** THE PROBLEM **
Transcribe the full listing below exactly.

─── DATA RECORDS

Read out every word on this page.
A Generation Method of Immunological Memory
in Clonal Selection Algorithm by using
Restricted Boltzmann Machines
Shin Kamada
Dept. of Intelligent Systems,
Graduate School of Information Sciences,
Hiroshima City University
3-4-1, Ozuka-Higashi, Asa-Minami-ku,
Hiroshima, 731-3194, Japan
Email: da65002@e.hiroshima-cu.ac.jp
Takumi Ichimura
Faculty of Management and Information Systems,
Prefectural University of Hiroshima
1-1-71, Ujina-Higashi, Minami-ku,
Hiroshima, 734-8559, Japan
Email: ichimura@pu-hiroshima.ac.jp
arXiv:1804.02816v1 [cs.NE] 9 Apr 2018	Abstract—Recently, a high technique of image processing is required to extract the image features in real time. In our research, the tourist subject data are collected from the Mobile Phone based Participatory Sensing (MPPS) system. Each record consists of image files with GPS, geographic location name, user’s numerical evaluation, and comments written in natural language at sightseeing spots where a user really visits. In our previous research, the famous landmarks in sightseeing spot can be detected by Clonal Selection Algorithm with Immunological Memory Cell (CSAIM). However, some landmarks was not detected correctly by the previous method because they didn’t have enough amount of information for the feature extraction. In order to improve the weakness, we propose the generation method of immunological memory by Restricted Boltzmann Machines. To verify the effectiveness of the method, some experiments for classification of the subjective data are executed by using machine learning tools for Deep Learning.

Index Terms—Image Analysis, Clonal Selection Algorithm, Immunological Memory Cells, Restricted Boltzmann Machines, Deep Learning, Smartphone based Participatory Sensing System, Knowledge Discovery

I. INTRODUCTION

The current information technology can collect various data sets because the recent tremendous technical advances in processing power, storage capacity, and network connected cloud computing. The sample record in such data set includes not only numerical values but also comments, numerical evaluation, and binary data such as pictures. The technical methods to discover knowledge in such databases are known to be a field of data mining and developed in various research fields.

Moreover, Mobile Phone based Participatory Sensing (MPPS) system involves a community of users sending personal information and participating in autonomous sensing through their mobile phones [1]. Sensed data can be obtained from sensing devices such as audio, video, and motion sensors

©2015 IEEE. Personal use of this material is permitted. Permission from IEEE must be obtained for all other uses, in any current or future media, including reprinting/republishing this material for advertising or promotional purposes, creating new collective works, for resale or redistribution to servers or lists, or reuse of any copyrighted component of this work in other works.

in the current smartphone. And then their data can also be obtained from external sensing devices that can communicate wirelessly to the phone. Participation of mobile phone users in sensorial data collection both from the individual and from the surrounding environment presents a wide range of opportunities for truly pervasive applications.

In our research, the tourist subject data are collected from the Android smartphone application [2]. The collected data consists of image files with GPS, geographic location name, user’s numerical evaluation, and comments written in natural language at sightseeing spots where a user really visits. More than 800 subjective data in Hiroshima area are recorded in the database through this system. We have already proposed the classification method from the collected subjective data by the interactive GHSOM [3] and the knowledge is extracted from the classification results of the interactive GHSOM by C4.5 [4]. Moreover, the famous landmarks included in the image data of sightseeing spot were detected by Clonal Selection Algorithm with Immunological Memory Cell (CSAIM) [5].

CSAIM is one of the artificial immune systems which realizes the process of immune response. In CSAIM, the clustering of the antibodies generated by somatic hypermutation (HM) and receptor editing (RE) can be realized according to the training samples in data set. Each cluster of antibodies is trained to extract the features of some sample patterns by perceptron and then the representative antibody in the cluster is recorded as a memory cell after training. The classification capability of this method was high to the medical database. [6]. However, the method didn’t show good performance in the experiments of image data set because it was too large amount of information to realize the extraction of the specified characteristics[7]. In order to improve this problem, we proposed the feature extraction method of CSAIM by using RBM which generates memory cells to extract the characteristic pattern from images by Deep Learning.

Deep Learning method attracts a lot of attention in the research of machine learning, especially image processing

──────

** REPLY **
Read out every word on this page.
A Generation Method of Immunological Memory
in Clonal Selection Algorithm by using
Restricted Boltzmann Machines
Shin Kamada
Dept. of Intelligent Systems,
Graduate School of Information Sciences,
Hiroshima City University
3-4-1, Ozuka-Higashi, Asa-Minami-ku,
Hiroshima, 731-3194, Japan
Email: da65002@e.hiroshima-cu.ac.jp
Takumi Ichimura
Faculty of Management and Information Systems,
Prefectural University of Hiroshima
1-1-71, Ujina-Higashi, Minami-ku,
Hiroshima, 734-8559, Japan
Email: ichimura@pu-hiroshima.ac.jp
arXiv:1804.02816v1 [cs.NE] 9 Apr 2018	Abstract—Recently, a high technique of image processing is required to extract the image features in real time. In our research, the tourist subject data are collected from the Mobile Phone based Participatory Sensing (MPPS) system. Each record consists of image files with GPS, geographic location name, user’s numerical evaluation, and comments written in natural language at sightseeing spots where a user really visits. In our previous research, the famous landmarks in sightseeing spot can be detected by Clonal Selection Algorithm with Immunological Memory Cell (CSAIM). However, some landmarks was not detected correctly by the previous method because they didn’t have enough amount of information for the feature extraction. In order to improve the weakness, we propose the generation method of immunological memory by Restricted Boltzmann Machines. To verify the effectiveness of the method, some experiments for classification of the subjective data are executed by using machine learning tools for Deep Learning.

Index Terms—Image Analysis, Clonal Selection Algorithm, Immunological Memory Cells, Restricted Boltzmann Machines, Deep Learning, Smartphone based Participatory Sensing System, Knowledge Discovery

I. INTRODUCTION

The current information technology can collect various data sets because the recent tremendous technical advances in processing power, storage capacity, and network connected cloud computing. The sample record in such data set includes not only numerical values but also comments, numerical evaluation, and binary data such as pictures. The technical methods to discover knowledge in such databases are known to be a field of data mining and developed in various research fields.

Moreover, Mobile Phone based Participatory Sensing (MPPS) system involves a community of users sending personal information and participating in autonomous sensing through their mobile phones [1]. Sensed data can be obtained from sensing devices such as audio, video, and motion sensors

©2015 IEEE. Personal use of this material is permitted. Permission from IEEE must be obtained for all other uses, in any current or future media, including reprinting/republishing this material for advertising or promotional purposes, creating new collective works, for resale or redistribution to servers or lists, or reuse of any copyrighted component of this work in other works.

in the current smartphone. And then their data can also be obtained from external sensing devices that can communicate wirelessly to the phone. Participation of mobile phone users in sensorial data collection both from the individual and from the surrounding environment presents a wide range of opportunities for truly pervasive applications.

In our research, the tourist subject data are collected from the Android smartphone application [2]. The collected data consists of image files with GPS, geographic location name, user’s numerical evaluation, and comments written in natural language at sightseeing spots where a user really visits. More than 800 subjective data in Hiroshima area are recorded in the database through this system. We have already proposed the classification method from the collected subjective data by the interactive GHSOM [3] and the knowledge is extracted from the classification results of the interactive GHSOM by C4.5 [4]. Moreover, the famous landmarks included in the image data of sightseeing spot were detected by Clonal Selection Algorithm with Immunological Memory Cell (CSAIM) [5].

CSAIM is one of the artificial immune systems which realizes the process of immune response. In CSAIM, the clustering of the antibodies generated by somatic hypermutation (HM) and receptor editing (RE) can be realized according to the training samples in data set. Each cluster of antibodies is trained to extract the features of some sample patterns by perceptron and then the representative antibody in the cluster is recorded as a memory cell after training. The classification capability of this method was high to the medical database. [6]. However, the method didn’t show good performance in the experiments of image data set because it was too large amount of information to realize the extraction of the specified characteristics[7]. In order to improve this problem, we proposed the feature extraction method of CSAIM by using RBM which generates memory cells to extract the characteristic pattern from images by Deep Learning.

Deep Learning method attracts a lot of attention in the research of machine learning, especially image processing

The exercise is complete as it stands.